What you should do: Go through the material and pull out every line with the string "hàng" in it.

Records shown:
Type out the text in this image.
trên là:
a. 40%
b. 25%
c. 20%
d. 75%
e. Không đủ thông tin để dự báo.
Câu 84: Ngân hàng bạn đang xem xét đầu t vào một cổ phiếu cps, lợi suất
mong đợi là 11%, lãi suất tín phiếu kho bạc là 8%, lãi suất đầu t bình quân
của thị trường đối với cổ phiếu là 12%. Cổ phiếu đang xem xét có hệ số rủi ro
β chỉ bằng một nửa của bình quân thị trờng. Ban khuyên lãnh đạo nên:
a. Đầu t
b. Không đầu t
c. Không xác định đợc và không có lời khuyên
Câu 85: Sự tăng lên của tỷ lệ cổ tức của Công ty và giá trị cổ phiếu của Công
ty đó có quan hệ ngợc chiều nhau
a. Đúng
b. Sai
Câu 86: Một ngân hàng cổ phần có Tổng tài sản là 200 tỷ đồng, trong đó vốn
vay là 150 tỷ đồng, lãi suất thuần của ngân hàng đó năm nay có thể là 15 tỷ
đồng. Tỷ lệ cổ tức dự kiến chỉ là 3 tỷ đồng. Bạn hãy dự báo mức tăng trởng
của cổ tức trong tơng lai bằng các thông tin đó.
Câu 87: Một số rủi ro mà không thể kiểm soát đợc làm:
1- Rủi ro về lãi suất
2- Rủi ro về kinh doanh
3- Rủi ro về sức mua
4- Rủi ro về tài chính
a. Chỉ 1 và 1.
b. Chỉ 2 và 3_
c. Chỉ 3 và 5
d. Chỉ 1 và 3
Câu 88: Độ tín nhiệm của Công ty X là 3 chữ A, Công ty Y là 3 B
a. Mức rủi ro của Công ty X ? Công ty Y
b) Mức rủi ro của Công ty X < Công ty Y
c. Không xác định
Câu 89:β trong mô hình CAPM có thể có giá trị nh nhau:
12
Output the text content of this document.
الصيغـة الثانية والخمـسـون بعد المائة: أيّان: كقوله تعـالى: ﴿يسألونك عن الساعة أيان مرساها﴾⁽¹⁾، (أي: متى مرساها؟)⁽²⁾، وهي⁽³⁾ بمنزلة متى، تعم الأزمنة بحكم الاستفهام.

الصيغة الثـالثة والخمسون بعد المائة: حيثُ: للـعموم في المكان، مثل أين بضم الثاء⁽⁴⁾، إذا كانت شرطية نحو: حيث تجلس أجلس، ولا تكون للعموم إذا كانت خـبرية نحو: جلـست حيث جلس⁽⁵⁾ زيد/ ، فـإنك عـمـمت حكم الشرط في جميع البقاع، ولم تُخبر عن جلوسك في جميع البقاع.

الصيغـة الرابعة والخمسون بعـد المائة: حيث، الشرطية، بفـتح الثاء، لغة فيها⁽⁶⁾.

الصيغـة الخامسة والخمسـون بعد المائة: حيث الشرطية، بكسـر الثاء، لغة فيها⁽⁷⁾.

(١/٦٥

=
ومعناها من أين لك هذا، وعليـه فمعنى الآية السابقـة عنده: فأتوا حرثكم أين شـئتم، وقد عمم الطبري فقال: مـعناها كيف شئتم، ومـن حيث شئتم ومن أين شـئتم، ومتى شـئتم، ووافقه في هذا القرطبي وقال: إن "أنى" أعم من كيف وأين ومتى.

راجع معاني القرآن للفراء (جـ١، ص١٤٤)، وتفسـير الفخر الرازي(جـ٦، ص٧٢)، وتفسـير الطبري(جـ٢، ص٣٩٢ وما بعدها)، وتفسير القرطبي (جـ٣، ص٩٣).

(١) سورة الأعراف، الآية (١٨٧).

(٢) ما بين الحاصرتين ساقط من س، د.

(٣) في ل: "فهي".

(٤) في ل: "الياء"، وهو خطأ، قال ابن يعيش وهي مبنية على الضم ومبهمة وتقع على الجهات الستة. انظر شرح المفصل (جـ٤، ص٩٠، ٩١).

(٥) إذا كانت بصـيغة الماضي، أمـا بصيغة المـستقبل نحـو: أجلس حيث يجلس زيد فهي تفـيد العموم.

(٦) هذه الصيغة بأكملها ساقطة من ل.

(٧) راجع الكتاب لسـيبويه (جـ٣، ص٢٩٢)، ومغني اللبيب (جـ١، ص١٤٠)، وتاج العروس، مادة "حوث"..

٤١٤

Problem solution:
Câu 84: Ngân hàng bạn đang xem xét đầu t vào một cổ phiếu cps, lợi suất
Câu 86: Một ngân hàng cổ phần có Tổng tài sản là 200 tỷ đồng, trong đó vốn
vay là 150 tỷ đồng, lãi suất thuần của ngân hàng đó năm nay có thể là 15 tỷ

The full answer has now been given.